Task goal >>
All of the records below should be output exactly.

Excerpted data >>

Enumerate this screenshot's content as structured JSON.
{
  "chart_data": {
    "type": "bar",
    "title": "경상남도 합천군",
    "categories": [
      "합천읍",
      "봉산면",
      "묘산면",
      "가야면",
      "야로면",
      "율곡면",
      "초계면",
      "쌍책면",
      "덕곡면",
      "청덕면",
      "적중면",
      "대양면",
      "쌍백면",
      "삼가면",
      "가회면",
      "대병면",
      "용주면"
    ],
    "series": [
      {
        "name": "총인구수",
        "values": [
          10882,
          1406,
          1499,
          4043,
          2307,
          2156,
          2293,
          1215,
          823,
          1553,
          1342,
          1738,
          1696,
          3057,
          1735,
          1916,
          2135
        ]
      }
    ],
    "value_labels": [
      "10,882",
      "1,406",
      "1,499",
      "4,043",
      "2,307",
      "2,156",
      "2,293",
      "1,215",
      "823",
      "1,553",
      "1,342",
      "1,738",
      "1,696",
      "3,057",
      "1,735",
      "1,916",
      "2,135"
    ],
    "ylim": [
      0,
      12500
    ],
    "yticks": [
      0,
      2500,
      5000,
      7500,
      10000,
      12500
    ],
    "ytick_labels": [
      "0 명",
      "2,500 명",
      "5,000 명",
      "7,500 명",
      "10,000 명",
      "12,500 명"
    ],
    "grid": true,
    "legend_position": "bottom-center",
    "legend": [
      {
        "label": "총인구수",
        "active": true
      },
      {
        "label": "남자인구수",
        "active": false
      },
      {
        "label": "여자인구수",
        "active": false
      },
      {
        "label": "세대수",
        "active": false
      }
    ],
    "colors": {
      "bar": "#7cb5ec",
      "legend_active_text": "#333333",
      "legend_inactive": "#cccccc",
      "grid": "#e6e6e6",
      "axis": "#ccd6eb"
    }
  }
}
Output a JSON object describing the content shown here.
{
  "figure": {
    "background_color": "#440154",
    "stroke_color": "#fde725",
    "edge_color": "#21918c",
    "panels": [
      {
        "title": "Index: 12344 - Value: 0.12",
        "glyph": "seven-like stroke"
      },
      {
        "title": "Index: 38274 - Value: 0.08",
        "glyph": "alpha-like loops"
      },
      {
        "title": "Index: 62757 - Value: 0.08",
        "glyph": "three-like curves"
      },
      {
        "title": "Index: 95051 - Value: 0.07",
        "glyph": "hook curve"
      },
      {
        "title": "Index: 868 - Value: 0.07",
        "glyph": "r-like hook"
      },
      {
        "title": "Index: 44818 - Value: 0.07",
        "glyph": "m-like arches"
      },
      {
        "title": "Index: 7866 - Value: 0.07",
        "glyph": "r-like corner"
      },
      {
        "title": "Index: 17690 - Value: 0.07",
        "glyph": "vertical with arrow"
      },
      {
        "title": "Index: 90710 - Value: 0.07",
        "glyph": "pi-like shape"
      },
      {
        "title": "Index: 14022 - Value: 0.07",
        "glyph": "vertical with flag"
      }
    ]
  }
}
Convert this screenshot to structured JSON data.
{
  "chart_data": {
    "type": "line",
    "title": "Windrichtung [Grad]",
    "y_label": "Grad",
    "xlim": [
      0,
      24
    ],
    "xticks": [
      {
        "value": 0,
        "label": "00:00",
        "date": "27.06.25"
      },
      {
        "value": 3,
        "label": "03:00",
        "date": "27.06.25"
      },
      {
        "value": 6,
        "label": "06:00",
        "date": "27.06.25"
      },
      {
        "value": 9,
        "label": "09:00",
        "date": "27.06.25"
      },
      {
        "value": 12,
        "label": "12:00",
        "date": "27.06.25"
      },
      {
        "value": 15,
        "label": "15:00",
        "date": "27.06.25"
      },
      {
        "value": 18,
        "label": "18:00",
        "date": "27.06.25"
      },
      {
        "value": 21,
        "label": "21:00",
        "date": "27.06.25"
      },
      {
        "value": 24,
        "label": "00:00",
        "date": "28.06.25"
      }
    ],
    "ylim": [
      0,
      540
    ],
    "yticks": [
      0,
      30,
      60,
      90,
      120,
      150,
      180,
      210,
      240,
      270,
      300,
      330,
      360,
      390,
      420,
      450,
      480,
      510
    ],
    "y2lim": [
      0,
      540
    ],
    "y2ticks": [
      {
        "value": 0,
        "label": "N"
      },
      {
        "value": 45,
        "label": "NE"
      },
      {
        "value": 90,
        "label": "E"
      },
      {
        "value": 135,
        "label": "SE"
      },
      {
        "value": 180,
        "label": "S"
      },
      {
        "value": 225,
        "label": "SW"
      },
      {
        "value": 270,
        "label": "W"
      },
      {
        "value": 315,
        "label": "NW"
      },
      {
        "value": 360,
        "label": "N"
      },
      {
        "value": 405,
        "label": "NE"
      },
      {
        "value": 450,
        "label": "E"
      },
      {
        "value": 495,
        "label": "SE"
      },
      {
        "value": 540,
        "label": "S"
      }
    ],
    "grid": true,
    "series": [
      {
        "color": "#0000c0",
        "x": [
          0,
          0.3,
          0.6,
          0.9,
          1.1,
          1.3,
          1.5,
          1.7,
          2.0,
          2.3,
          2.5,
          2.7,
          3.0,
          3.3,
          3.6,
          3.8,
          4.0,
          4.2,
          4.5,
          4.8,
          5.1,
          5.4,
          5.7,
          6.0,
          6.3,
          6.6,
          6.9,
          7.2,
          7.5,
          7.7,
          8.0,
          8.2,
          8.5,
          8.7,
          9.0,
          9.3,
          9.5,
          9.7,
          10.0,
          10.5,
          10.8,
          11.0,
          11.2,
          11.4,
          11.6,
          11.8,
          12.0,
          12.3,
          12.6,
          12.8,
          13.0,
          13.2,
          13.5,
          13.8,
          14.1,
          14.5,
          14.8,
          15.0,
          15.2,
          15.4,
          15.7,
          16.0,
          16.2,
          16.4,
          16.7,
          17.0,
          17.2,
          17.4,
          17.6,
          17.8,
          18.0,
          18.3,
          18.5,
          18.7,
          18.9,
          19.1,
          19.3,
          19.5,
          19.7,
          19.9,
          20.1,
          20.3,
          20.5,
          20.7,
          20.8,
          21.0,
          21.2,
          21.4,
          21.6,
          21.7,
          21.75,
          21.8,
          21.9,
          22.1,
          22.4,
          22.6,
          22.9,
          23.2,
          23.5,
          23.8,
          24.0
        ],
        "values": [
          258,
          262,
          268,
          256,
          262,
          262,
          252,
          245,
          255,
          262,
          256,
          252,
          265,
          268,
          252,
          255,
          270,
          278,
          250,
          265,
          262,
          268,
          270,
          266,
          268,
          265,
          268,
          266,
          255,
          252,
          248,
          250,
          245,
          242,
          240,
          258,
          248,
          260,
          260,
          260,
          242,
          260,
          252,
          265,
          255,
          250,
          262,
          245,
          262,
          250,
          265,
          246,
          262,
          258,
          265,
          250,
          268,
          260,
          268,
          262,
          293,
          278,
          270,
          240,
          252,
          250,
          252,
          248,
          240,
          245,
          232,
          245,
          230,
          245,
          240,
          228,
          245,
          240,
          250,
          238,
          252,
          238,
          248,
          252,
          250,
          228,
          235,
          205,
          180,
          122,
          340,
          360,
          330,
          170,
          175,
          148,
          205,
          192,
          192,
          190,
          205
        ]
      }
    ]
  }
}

Response to this task >>
Enumerate this screenshot's content as structured JSON.
{
  "chart_data": {
    "type": "bar",
    "title": "경상남도 합천군",
    "categories": [
      "합천읍",
      "봉산면",
      "묘산면",
      "가야면",
      "야로면",
      "율곡면",
      "초계면",
      "쌍책면",
      "덕곡면",
      "청덕면",
      "적중면",
      "대양면",
      "쌍백면",
      "삼가면",
      "가회면",
      "대병면",
      "용주면"
    ],
    "series": [
      {
        "name": "총인구수",
        "values": [
          10882,
          1406,
          1499,
          4043,
          2307,
          2156,
          2293,
          1215,
          823,
          1553,
          1342,
          1738,
          1696,
          3057,
          1735,
          1916,
          2135
        ]
      }
    ],
    "value_labels": [
      "10,882",
      "1,406",
      "1,499",
      "4,043",
      "2,307",
      "2,156",
      "2,293",
      "1,215",
      "823",
      "1,553",
      "1,342",
      "1,738",
      "1,696",
      "3,057",
      "1,735",
      "1,916",
      "2,135"
    ],
    "ylim": [
      0,
      12500
    ],
    "yticks": [
      0,
      2500,
      5000,
      7500,
      10000,
      12500
    ],
    "ytick_labels": [
      "0 명",
      "2,500 명",
      "5,000 명",
      "7,500 명",
      "10,000 명",
      "12,500 명"
    ],
    "grid": true,
    "legend_position": "bottom-center",
    "legend": [
      {
        "label": "총인구수",
        "active": true
      },
      {
        "label": "남자인구수",
        "active": false
      },
      {
        "label": "여자인구수",
        "active": false
      },
      {
        "label": "세대수",
        "active": false
      }
    ],
    "colors": {
      "bar": "#7cb5ec",
      "legend_active_text": "#333333",
      "legend_inactive": "#cccccc",
      "grid": "#e6e6e6",
      "axis": "#ccd6eb"
    }
  }
}
Output a JSON object describing the content shown here.
{
  "figure": {
    "background_color": "#440154",
    "stroke_color": "#fde725",
    "edge_color": "#21918c",
    "panels": [
      {
        "title": "Index: 12344 - Value: 0.12",
        "glyph": "seven-like stroke"
      },
      {
        "title": "Index: 38274 - Value: 0.08",
        "glyph": "alpha-like loops"
      },
      {
        "title": "Index: 62757 - Value: 0.08",
        "glyph": "three-like curves"
      },
      {
        "title": "Index: 95051 - Value: 0.07",
        "glyph": "hook curve"
      },
      {
        "title": "Index: 868 - Value: 0.07",
        "glyph": "r-like hook"
      },
      {
        "title": "Index: 44818 - Value: 0.07",
        "glyph": "m-like arches"
      },
      {
        "title": "Index: 7866 - Value: 0.07",
        "glyph": "r-like corner"
      },
      {
        "title": "Index: 17690 - Value: 0.07",
        "glyph": "vertical with arrow"
      },
      {
        "title": "Index: 90710 - Value: 0.07",
        "glyph": "pi-like shape"
      },
      {
        "title": "Index: 14022 - Value: 0.07",
        "glyph": "vertical with flag"
      }
    ]
  }
}
Convert this screenshot to structured JSON data.
{
  "chart_data": {
    "type": "line",
    "title": "Windrichtung [Grad]",
    "y_label": "Grad",
    "xlim": [
      0,
      24
    ],
    "xticks": [
      {
        "value": 0,
        "label": "00:00",
        "date": "27.06.25"
      },
      {
        "value": 3,
        "label": "03:00",
        "date": "27.06.25"
      },
      {
        "value": 6,
        "label": "06:00",
        "date": "27.06.25"
      },
      {
        "value": 9,
        "label": "09:00",
        "date": "27.06.25"
      },
      {
        "value": 12,
        "label": "12:00",
        "date": "27.06.25"
      },
      {
        "value": 15,
        "label": "15:00",
        "date": "27.06.25"
      },
      {
        "value": 18,
        "label": "18:00",
        "date": "27.06.25"
      },
      {
        "value": 21,
        "label": "21:00",
        "date": "27.06.25"
      },
      {
        "value": 24,
        "label": "00:00",
        "date": "28.06.25"
      }
    ],
    "ylim": [
      0,
      540
    ],
    "yticks": [
      0,
      30,
      60,
      90,
      120,
      150,
      180,
      210,
      240,
      270,
      300,
      330,
      360,
      390,
      420,
      450,
      480,
      510
    ],
    "y2lim": [
      0,
      540
    ],
    "y2ticks": [
      {
        "value": 0,
        "label": "N"
      },
      {
        "value": 45,
        "label": "NE"
      },
      {
        "value": 90,
        "label": "E"
      },
      {
        "value": 135,
        "label": "SE"
      },
      {
        "value": 180,
        "label": "S"
      },
      {
        "value": 225,
        "label": "SW"
      },
      {
        "value": 270,
        "label": "W"
      },
      {
        "value": 315,
        "label": "NW"
      },
      {
        "value": 360,
        "label": "N"
      },
      {
        "value": 405,
        "label": "NE"
      },
      {
        "value": 450,
        "label": "E"
      },
      {
        "value": 495,
        "label": "SE"
      },
      {
        "value": 540,
        "label": "S"
      }
    ],
    "grid": true,
    "series": [
      {
        "color": "#0000c0",
        "x": [
          0,
          0.3,
          0.6,
          0.9,
          1.1,
          1.3,
          1.5,
          1.7,
          2.0,
          2.3,
          2.5,
          2.7,
          3.0,
          3.3,
          3.6,
          3.8,
          4.0,
          4.2,
          4.5,
          4.8,
          5.1,
          5.4,
          5.7,
          6.0,
          6.3,
          6.6,
          6.9,
          7.2,
          7.5,
          7.7,
          8.0,
          8.2,
          8.5,
          8.7,
          9.0,
          9.3,
          9.5,
          9.7,
          10.0,
          10.5,
          10.8,
          11.0,
          11.2,
          11.4,
          11.6,
          11.8,
          12.0,
          12.3,
          12.6,
          12.8,
          13.0,
          13.2,
          13.5,
          13.8,
          14.1,
          14.5,
          14.8,
          15.0,
          15.2,
          15.4,
          15.7,
          16.0,
          16.2,
          16.4,
          16.7,
          17.0,
          17.2,
          17.4,
          17.6,
          17.8,
          18.0,
          18.3,
          18.5,
          18.7,
          18.9,
          19.1,
          19.3,
          19.5,
          19.7,
          19.9,
          20.1,
          20.3,
          20.5,
          20.7,
          20.8,
          21.0,
          21.2,
          21.4,
          21.6,
          21.7,
          21.75,
          21.8,
          21.9,
          22.1,
          22.4,
          22.6,
          22.9,
          23.2,
          23.5,
          23.8,
          24.0
        ],
        "values": [
          258,
          262,
          268,
          256,
          262,
          262,
          252,
          245,
          255,
          262,
          256,
          252,
          265,
          268,
          252,
          255,
          270,
          278,
          250,
          265,
          262,
          268,
          270,
          266,
          268,
          265,
          268,
          266,
          255,
          252,
          248,
          250,
          245,
          242,
          240,
          258,
          248,
          260,
          260,
          260,
          242,
          260,
          252,
          265,
          255,
          250,
          262,
          245,
          262,
          250,
          265,
          246,
          262,
          258,
          265,
          250,
          268,
          260,
          268,
          262,
          293,
          278,
          270,
          240,
          252,
          250,
          252,
          248,
          240,
          245,
          232,
          245,
          230,
          245,
          240,
          228,
          245,
          240,
          250,
          238,
          252,
          238,
          248,
          252,
          250,
          228,
          235,
          205,
          180,
          122,
          340,
          360,
          330,
          170,
          175,
          148,
          205,
          192,
          192,
          190,
          205
        ]
      }
    ]
  }
}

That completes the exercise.